:: Problem requirements ::
In the entries below, count every line with the string "this". State the count and nothing else.
- - - -
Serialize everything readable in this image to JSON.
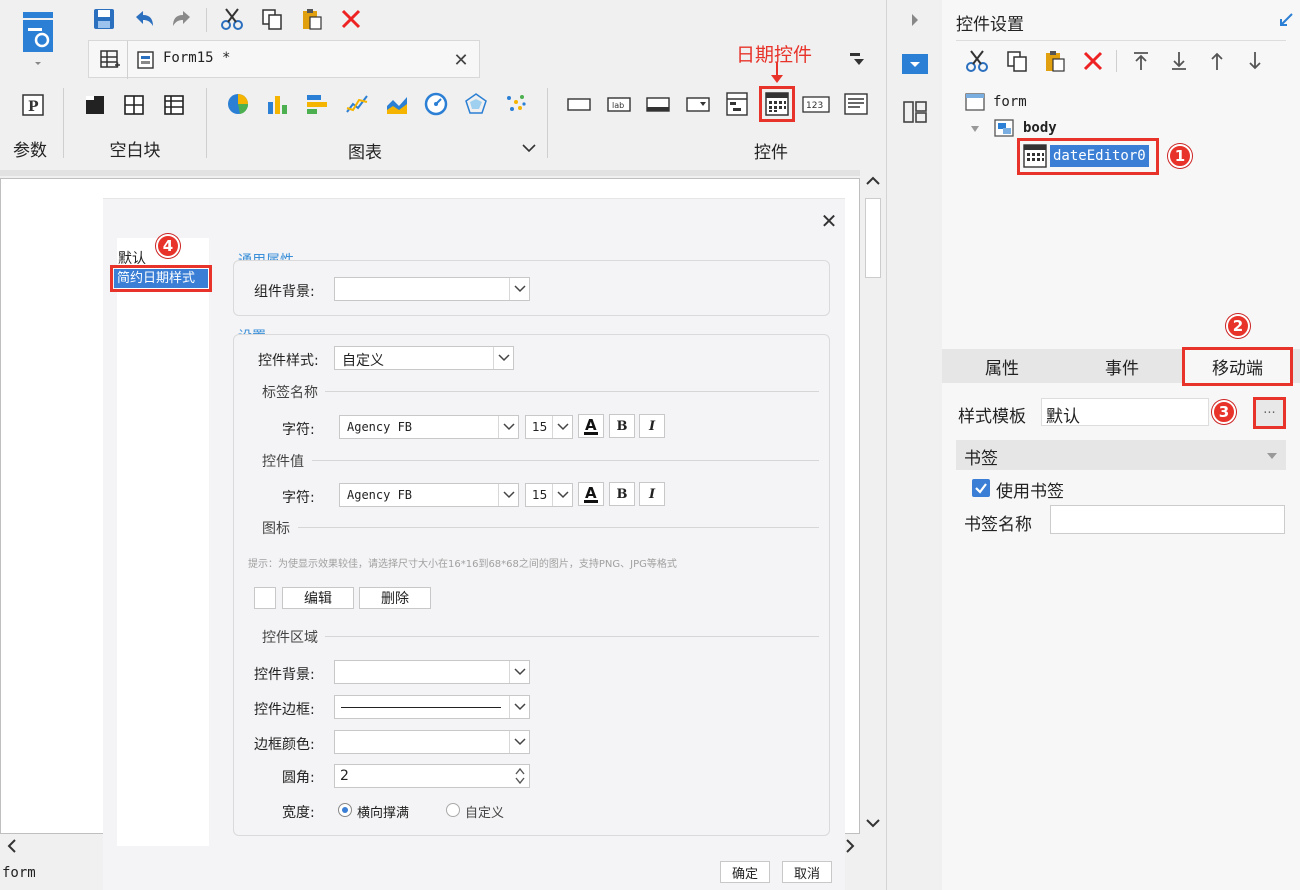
{
  "toolbar": {
    "tab_title": "Form15 *",
    "annotation_date_control": "日期控件"
  },
  "ribbon": {
    "groups": {
      "params": "参数",
      "blank": "空白块",
      "chart": "图表",
      "controls": "控件"
    }
  },
  "dialog": {
    "style_list": [
      "默认",
      "简约日期样式"
    ],
    "general_legend": "通用属性",
    "component_bg_label": "组件背景:",
    "settings_legend": "设置",
    "control_style_label": "控件样式:",
    "control_style_value": "自定义",
    "tag_name_head": "标签名称",
    "char_label": "字符:",
    "font_name": "Agency FB",
    "font_size": "15",
    "bold": "B",
    "italic": "I",
    "control_value_head": "控件值",
    "icon_head": "图标",
    "hint": "提示：为使显示效果较佳，请选择尺寸大小在16*16到68*68之间的图片，支持PNG、JPG等格式",
    "edit_btn": "编辑",
    "delete_btn": "删除",
    "area_head": "控件区域",
    "control_bg_label": "控件背景:",
    "control_border_label": "控件边框:",
    "border_color_label": "边框颜色:",
    "radius_label": "圆角:",
    "radius_value": "2",
    "width_label": "宽度:",
    "width_opt1": "横向撑满",
    "width_opt2": "自定义",
    "ok_btn": "确定",
    "cancel_btn": "取消"
  },
  "status": {
    "bottom_label": "form"
  },
  "right_panel": {
    "title": "控件设置",
    "tree": {
      "form": "form",
      "body": "body",
      "widget": "dateEditor0"
    },
    "tabs": [
      "属性",
      "事件",
      "移动端"
    ],
    "style_template_label": "样式模板",
    "style_template_value": "默认",
    "more_btn": "···",
    "bookmark_section": "书签",
    "use_bookmark": "使用书签",
    "bookmark_name_label": "书签名称"
  },
  "badges": [
    "1",
    "2",
    "3",
    "4"
  ],
  "colors": {
    "accent_blue": "#3b8fd8",
    "annotation_red": "#e8332a",
    "selection_blue": "#3a7fd5"
  }
}
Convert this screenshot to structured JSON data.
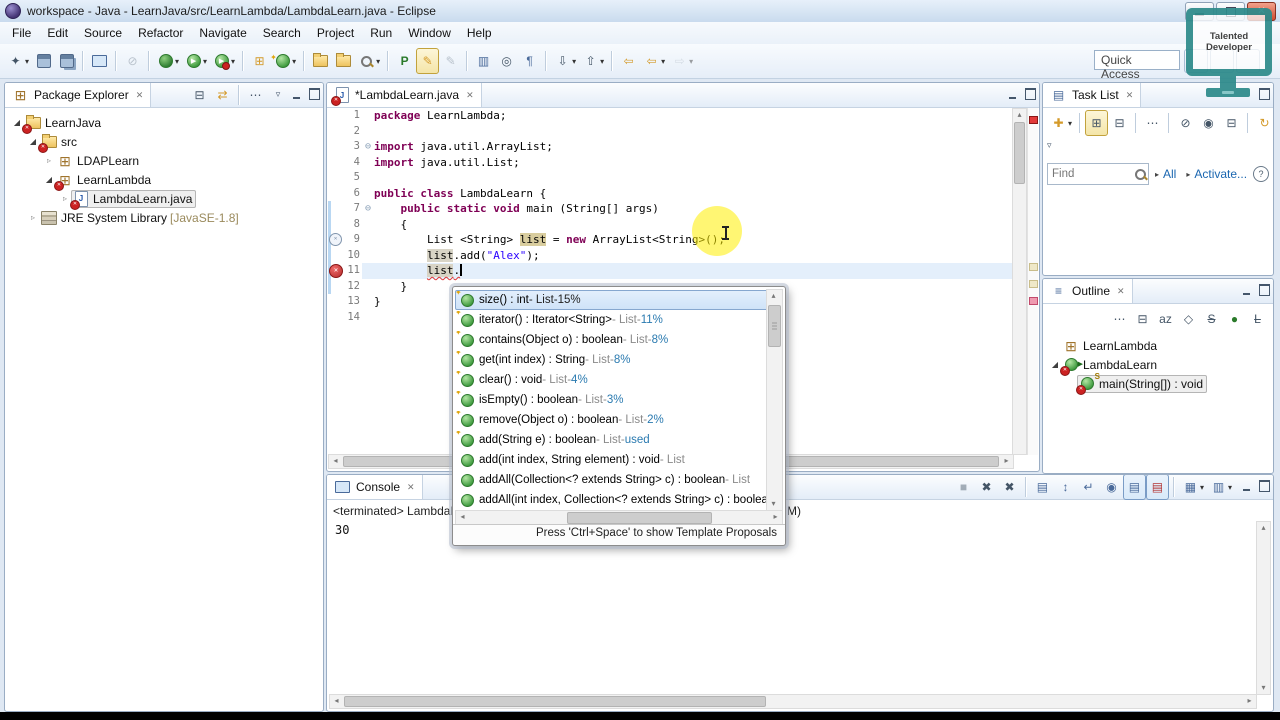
{
  "window": {
    "title": "workspace - Java - LearnJava/src/LearnLambda/LambdaLearn.java - Eclipse"
  },
  "menu": {
    "items": [
      "File",
      "Edit",
      "Source",
      "Refactor",
      "Navigate",
      "Search",
      "Project",
      "Run",
      "Window",
      "Help"
    ]
  },
  "toolbar": {
    "quick_access": "Quick Access",
    "groups": [
      [
        {
          "n": "new-wizard",
          "dd": true
        },
        {
          "n": "save"
        },
        {
          "n": "save-all"
        }
      ],
      [
        {
          "n": "open-console-view"
        }
      ],
      [
        {
          "n": "skip-breakpoints"
        }
      ],
      [
        {
          "n": "debug",
          "dd": true
        },
        {
          "n": "run",
          "dd": true
        },
        {
          "n": "run-last",
          "dd": true
        }
      ],
      [
        {
          "n": "new-java-project"
        },
        {
          "n": "new-class",
          "dd": true
        }
      ],
      [
        {
          "n": "open-task"
        },
        {
          "n": "open-resource"
        },
        {
          "n": "search",
          "dd": true
        }
      ],
      [
        {
          "n": "external-tools"
        },
        {
          "n": "mark-occurrences",
          "active": true
        },
        {
          "n": "trace"
        }
      ],
      [
        {
          "n": "open-declaration"
        },
        {
          "n": "show-source-of-selected"
        },
        {
          "n": "show-whitespace"
        }
      ],
      [
        {
          "n": "next-annotation",
          "dd": true
        },
        {
          "n": "previous-annotation",
          "dd": true
        }
      ],
      [
        {
          "n": "last-edit-location"
        },
        {
          "n": "back",
          "dd": true
        },
        {
          "n": "forward",
          "dd": true,
          "disabled": true
        }
      ]
    ]
  },
  "watermark": {
    "line1": "Talented",
    "line2": "Developer"
  },
  "package_explorer": {
    "title": "Package Explorer",
    "toolbar": [
      [
        {
          "n": "collapse-all"
        },
        {
          "n": "link-with-editor"
        }
      ],
      [
        {
          "n": "focus"
        }
      ]
    ],
    "items": [
      {
        "label": "LearnJava",
        "icon": "project",
        "depth": 0,
        "exp": "open",
        "error": true
      },
      {
        "label": "src",
        "icon": "src",
        "depth": 1,
        "exp": "open",
        "error": true
      },
      {
        "label": "LDAPLearn",
        "icon": "package",
        "depth": 2,
        "exp": "closed"
      },
      {
        "label": "LearnLambda",
        "icon": "package",
        "depth": 2,
        "exp": "open",
        "error": true
      },
      {
        "label": "LambdaLearn.java",
        "icon": "jfile",
        "depth": 3,
        "exp": "closed",
        "error": true,
        "selected": true
      },
      {
        "label": "JRE System Library",
        "suffix": "[JavaSE-1.8]",
        "icon": "library",
        "depth": 1,
        "exp": "closed"
      }
    ]
  },
  "editor": {
    "tab": "*LambdaLearn.java",
    "lines": [
      {
        "n": 1,
        "seg": [
          [
            "kw",
            "package"
          ],
          [
            "pl",
            " LearnLambda;"
          ]
        ]
      },
      {
        "n": 2,
        "seg": []
      },
      {
        "n": 3,
        "fold": true,
        "seg": [
          [
            "kw",
            "import"
          ],
          [
            "pl",
            " java.util.ArrayList;"
          ]
        ]
      },
      {
        "n": 4,
        "seg": [
          [
            "kw",
            "import"
          ],
          [
            "pl",
            " java.util.List;"
          ]
        ]
      },
      {
        "n": 5,
        "seg": []
      },
      {
        "n": 6,
        "seg": [
          [
            "kw",
            "public"
          ],
          [
            "pl",
            " "
          ],
          [
            "kw",
            "class"
          ],
          [
            "pl",
            " LambdaLearn {"
          ]
        ]
      },
      {
        "n": 7,
        "fold": true,
        "range": true,
        "seg": [
          [
            "pl",
            "    "
          ],
          [
            "kw",
            "public"
          ],
          [
            "pl",
            " "
          ],
          [
            "kw",
            "static"
          ],
          [
            "pl",
            " "
          ],
          [
            "kw",
            "void"
          ],
          [
            "pl",
            " main (String[] args)"
          ]
        ]
      },
      {
        "n": 8,
        "range": true,
        "seg": [
          [
            "pl",
            "    {"
          ]
        ]
      },
      {
        "n": 9,
        "range": true,
        "marker": "warn",
        "seg": [
          [
            "pl",
            "        List <String> "
          ],
          [
            "hlw",
            "list"
          ],
          [
            "pl",
            " = "
          ],
          [
            "kw",
            "new"
          ],
          [
            "pl",
            " ArrayList<String>();"
          ]
        ]
      },
      {
        "n": 10,
        "range": true,
        "seg": [
          [
            "pl",
            "        "
          ],
          [
            "hl",
            "list"
          ],
          [
            "pl",
            ".add("
          ],
          [
            "str",
            "\"Alex\""
          ],
          [
            "pl",
            ");"
          ]
        ]
      },
      {
        "n": 11,
        "range": true,
        "marker": "err",
        "current": true,
        "seg": [
          [
            "pl",
            "        "
          ],
          [
            "errhl",
            "list"
          ],
          [
            "errpl",
            "."
          ],
          [
            "caret",
            ""
          ]
        ]
      },
      {
        "n": 12,
        "range": true,
        "seg": [
          [
            "pl",
            "    }"
          ]
        ]
      },
      {
        "n": 13,
        "seg": [
          [
            "pl",
            "}"
          ]
        ]
      },
      {
        "n": 14,
        "seg": []
      }
    ]
  },
  "completion": {
    "items": [
      {
        "icon": "method-star",
        "sig": "size() : int",
        "host": "List",
        "pct": "15%",
        "selected": true
      },
      {
        "icon": "method-star",
        "sig": "iterator() : Iterator<String>",
        "host": "List",
        "pct": "11%"
      },
      {
        "icon": "method-star",
        "sig": "contains(Object o) : boolean",
        "host": "List",
        "pct": "8%"
      },
      {
        "icon": "method-star",
        "sig": "get(int index) : String",
        "host": "List",
        "pct": "8%"
      },
      {
        "icon": "method-star",
        "sig": "clear() : void",
        "host": "List",
        "pct": "4%"
      },
      {
        "icon": "method-star",
        "sig": "isEmpty() : boolean",
        "host": "List",
        "pct": "3%"
      },
      {
        "icon": "method-star",
        "sig": "remove(Object o) : boolean",
        "host": "List",
        "pct": "2%"
      },
      {
        "icon": "method-star",
        "sig": "add(String e) : boolean",
        "host": "List",
        "pct": "used"
      },
      {
        "icon": "method",
        "sig": "add(int index, String element) : void",
        "host": "List"
      },
      {
        "icon": "method",
        "sig": "addAll(Collection<? extends String> c) : boolean",
        "host": "List"
      },
      {
        "icon": "method",
        "sig": "addAll(int index, Collection<? extends String> c) : boolean",
        "host": "List"
      }
    ],
    "hint": "Press 'Ctrl+Space' to show Template Proposals"
  },
  "task_list": {
    "title": "Task List",
    "toolbar": [
      [
        {
          "n": "new-task",
          "dd": true
        }
      ],
      [
        {
          "n": "categorized",
          "active": true
        },
        {
          "n": "scheduled"
        }
      ],
      [
        {
          "n": "focus"
        }
      ],
      [
        {
          "n": "hide-completed"
        },
        {
          "n": "group-by-owner"
        },
        {
          "n": "collapse-all"
        }
      ],
      [
        {
          "n": "synchronize"
        }
      ]
    ],
    "find_placeholder": "Find",
    "link_all": "All",
    "link_activate": "Activate..."
  },
  "outline": {
    "title": "Outline",
    "toolbar": [
      [
        {
          "n": "focus"
        },
        {
          "n": "collapse-all"
        },
        {
          "n": "sort"
        },
        {
          "n": "hide-fields"
        },
        {
          "n": "hide-static"
        },
        {
          "n": "hide-non-public"
        },
        {
          "n": "hide-local-types"
        }
      ]
    ],
    "items": [
      {
        "label": "LearnLambda",
        "icon": "package",
        "depth": 0
      },
      {
        "label": "LambdaLearn",
        "icon": "class-run",
        "depth": 0,
        "exp": "open",
        "error": true
      },
      {
        "label": "main(String[]) : void",
        "icon": "method-static",
        "depth": 1,
        "error": true,
        "selected": true
      }
    ]
  },
  "console": {
    "title": "Console",
    "toolbar": [
      [
        {
          "n": "terminate",
          "disabled": true
        },
        {
          "n": "remove-launch"
        },
        {
          "n": "remove-all-launches"
        }
      ],
      [
        {
          "n": "clear-console"
        },
        {
          "n": "scroll-lock"
        },
        {
          "n": "word-wrap"
        },
        {
          "n": "pin-console"
        },
        {
          "n": "show-stdout",
          "framed": true
        },
        {
          "n": "show-stderr",
          "framed": true
        }
      ],
      [
        {
          "n": "open-console",
          "dd": true
        },
        {
          "n": "display-selected",
          "dd": true
        }
      ]
    ],
    "status_left": "<terminated> LambdaLe",
    "status_right": "M)",
    "output": "30"
  },
  "colors": {
    "keyword": "#7f0055",
    "string": "#2a00ff",
    "error_red": "#cc2222",
    "watermark_teal": "#2e8b8b",
    "selection_blue": "#cfe3f8",
    "pct_teal": "#2a7ab0"
  }
}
- - - -
:: Solved problem ::
2